▸ Record list:
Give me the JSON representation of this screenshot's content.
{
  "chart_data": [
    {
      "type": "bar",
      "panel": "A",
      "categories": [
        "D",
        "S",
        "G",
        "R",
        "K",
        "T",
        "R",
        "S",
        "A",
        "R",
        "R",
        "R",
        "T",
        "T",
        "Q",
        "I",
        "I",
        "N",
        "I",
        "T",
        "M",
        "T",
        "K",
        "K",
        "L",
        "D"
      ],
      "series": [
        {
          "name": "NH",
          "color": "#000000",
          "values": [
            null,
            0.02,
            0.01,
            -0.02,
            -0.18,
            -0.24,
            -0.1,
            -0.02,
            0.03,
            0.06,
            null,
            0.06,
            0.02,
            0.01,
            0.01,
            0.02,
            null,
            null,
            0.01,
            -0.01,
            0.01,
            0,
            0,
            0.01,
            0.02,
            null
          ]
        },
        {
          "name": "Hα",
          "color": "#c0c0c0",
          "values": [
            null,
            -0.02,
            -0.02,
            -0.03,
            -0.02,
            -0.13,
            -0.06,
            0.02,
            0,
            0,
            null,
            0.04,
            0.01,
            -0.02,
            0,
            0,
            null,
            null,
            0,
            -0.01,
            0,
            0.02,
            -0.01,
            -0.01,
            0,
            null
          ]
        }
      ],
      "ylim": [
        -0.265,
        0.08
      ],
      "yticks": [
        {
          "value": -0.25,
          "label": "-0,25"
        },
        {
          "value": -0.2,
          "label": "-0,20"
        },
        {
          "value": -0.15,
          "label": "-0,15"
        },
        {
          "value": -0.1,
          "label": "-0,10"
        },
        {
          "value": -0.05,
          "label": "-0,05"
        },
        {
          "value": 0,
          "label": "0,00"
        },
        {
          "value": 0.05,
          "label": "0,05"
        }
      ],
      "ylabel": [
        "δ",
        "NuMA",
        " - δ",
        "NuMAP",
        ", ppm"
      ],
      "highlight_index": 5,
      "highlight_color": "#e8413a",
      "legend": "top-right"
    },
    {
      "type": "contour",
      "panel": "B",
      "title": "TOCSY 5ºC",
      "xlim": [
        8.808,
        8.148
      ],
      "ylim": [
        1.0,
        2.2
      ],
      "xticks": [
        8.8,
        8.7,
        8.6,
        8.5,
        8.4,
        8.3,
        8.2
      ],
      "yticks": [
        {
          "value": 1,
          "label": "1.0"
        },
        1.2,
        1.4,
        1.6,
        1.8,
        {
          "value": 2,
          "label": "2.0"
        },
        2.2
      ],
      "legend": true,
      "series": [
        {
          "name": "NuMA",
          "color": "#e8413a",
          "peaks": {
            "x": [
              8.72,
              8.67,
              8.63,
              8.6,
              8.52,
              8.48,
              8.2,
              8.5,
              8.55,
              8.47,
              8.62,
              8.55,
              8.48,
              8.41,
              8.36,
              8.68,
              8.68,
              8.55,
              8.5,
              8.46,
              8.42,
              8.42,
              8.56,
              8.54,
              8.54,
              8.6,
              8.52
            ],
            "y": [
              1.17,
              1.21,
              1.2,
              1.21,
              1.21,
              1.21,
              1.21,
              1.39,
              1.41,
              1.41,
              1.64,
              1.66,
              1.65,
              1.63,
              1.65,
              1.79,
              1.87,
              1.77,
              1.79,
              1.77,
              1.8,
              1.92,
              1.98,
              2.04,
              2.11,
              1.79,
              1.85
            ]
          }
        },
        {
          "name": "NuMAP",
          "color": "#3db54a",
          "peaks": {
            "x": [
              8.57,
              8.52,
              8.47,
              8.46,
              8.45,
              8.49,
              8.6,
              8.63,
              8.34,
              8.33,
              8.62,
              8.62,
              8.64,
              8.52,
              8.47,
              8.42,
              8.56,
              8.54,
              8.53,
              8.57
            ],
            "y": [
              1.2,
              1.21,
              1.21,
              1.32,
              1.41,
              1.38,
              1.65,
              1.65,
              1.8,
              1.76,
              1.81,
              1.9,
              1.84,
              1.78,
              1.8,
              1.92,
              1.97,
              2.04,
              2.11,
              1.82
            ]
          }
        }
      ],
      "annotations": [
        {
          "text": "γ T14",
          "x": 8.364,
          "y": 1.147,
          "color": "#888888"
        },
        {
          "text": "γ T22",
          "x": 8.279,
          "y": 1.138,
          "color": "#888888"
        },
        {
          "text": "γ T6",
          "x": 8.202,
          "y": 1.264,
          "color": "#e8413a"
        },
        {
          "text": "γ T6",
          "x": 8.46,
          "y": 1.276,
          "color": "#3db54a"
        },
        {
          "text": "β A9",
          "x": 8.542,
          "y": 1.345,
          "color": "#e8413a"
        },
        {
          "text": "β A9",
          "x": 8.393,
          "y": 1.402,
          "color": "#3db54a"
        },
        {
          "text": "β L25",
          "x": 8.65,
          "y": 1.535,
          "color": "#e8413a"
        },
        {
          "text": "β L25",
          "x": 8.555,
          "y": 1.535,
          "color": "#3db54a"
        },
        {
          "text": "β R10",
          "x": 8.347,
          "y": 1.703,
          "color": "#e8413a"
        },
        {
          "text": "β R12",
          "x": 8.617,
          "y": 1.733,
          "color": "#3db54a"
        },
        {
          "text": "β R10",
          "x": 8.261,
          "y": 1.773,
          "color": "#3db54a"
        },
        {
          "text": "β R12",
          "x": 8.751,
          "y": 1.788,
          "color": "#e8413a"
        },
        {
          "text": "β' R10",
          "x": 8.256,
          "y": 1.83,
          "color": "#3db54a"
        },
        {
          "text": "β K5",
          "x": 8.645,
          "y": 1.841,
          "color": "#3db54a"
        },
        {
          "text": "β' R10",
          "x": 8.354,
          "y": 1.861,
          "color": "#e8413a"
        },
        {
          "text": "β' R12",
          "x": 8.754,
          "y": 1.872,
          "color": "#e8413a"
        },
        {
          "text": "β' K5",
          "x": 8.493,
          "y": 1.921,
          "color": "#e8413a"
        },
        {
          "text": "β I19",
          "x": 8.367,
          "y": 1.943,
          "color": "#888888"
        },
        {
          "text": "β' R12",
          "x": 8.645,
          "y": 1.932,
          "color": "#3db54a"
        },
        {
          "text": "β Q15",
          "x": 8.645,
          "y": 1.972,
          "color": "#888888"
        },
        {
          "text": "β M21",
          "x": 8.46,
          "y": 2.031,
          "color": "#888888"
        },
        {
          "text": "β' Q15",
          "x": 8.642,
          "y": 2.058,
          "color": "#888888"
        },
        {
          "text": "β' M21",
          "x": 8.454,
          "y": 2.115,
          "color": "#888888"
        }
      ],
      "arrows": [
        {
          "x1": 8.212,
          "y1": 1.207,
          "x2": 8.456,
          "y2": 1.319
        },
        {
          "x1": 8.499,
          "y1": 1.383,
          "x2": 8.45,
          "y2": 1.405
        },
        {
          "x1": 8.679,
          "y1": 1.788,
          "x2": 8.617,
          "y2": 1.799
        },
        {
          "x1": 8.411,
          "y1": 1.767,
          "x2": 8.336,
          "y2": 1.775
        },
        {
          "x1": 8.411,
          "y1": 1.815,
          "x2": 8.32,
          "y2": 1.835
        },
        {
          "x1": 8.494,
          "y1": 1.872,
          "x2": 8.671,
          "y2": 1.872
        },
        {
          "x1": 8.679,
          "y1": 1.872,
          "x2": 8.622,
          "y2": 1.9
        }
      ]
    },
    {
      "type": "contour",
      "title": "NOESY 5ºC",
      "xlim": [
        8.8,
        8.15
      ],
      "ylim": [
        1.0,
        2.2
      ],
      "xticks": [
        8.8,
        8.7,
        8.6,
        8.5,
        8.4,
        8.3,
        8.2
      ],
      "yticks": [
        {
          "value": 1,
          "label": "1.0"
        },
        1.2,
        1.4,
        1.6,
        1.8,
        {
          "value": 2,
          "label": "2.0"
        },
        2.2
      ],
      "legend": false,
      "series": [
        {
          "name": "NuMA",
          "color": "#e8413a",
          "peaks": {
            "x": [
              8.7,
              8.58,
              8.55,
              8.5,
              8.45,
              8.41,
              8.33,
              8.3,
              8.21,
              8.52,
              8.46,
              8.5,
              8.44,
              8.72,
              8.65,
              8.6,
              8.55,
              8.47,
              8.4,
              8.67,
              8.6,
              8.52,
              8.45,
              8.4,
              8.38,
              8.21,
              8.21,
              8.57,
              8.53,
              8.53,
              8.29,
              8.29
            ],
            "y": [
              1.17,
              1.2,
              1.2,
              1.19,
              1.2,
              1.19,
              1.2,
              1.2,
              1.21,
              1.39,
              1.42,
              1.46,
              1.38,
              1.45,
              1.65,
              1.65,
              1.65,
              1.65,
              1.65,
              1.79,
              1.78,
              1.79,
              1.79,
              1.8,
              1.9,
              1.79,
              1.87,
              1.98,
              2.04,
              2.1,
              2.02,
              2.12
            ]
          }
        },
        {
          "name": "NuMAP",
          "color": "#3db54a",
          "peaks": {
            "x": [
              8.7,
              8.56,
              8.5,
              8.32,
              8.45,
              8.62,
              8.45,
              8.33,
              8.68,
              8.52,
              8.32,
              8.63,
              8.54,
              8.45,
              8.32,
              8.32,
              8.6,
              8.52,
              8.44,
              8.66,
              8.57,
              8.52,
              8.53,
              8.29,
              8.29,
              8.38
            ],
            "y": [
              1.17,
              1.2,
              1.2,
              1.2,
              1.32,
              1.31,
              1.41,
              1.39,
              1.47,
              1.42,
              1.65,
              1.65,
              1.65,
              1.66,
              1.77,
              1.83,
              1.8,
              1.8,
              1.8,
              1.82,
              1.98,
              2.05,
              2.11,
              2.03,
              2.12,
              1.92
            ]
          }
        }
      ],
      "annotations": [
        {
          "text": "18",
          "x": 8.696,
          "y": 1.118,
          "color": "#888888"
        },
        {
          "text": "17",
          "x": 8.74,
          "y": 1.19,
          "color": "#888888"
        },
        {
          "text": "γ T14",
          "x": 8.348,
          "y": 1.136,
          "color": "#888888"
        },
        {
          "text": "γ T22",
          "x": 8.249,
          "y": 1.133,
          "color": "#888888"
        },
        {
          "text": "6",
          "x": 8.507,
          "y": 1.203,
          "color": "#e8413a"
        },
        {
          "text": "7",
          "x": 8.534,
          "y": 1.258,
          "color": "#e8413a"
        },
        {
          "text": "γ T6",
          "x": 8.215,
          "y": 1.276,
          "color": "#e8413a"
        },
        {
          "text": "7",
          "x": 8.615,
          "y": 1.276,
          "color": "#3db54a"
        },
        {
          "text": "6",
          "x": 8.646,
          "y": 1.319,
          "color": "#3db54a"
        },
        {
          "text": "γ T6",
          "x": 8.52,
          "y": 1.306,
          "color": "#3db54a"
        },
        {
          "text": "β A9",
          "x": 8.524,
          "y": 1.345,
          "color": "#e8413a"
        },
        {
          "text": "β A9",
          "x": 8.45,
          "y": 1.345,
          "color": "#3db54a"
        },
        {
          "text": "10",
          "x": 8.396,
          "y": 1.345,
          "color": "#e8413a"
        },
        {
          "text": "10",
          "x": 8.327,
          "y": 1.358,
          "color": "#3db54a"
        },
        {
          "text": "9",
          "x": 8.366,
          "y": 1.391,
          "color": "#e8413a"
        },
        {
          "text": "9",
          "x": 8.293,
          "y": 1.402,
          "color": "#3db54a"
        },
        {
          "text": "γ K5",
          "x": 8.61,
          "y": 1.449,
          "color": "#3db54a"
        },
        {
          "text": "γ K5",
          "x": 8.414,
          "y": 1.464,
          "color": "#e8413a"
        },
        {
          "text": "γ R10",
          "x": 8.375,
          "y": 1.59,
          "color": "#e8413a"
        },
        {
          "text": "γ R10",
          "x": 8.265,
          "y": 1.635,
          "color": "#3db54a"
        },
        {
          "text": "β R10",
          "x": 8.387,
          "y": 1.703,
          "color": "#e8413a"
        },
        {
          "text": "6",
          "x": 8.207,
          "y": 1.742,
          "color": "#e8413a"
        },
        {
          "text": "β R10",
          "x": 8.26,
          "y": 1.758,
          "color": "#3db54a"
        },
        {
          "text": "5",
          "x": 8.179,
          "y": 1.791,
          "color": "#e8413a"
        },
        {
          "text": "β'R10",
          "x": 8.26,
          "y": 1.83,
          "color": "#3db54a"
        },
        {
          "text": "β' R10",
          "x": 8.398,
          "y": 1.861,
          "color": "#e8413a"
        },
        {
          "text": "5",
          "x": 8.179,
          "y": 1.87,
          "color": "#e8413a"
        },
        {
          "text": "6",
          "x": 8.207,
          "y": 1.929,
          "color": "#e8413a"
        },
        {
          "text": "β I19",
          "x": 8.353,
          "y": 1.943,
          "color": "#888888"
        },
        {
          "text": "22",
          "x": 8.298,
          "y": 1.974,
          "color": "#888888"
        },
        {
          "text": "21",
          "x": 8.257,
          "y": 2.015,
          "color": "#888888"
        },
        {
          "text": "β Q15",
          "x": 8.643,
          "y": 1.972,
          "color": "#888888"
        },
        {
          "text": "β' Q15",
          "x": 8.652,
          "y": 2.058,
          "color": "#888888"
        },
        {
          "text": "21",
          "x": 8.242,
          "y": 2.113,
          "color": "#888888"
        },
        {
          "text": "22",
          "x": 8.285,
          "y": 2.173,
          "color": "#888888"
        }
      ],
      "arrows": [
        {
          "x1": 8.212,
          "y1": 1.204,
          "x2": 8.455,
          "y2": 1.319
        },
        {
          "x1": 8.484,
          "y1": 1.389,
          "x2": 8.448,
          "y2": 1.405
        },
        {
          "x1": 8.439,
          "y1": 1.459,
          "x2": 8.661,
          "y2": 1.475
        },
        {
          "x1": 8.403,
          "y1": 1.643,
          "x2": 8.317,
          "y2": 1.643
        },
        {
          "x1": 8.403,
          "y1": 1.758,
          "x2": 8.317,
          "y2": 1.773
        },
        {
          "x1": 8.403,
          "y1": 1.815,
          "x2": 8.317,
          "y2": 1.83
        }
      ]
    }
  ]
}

▸ Work instructions:
In how many lines does the word "legend" appear? Respond with the number alone.

▸ The result:
3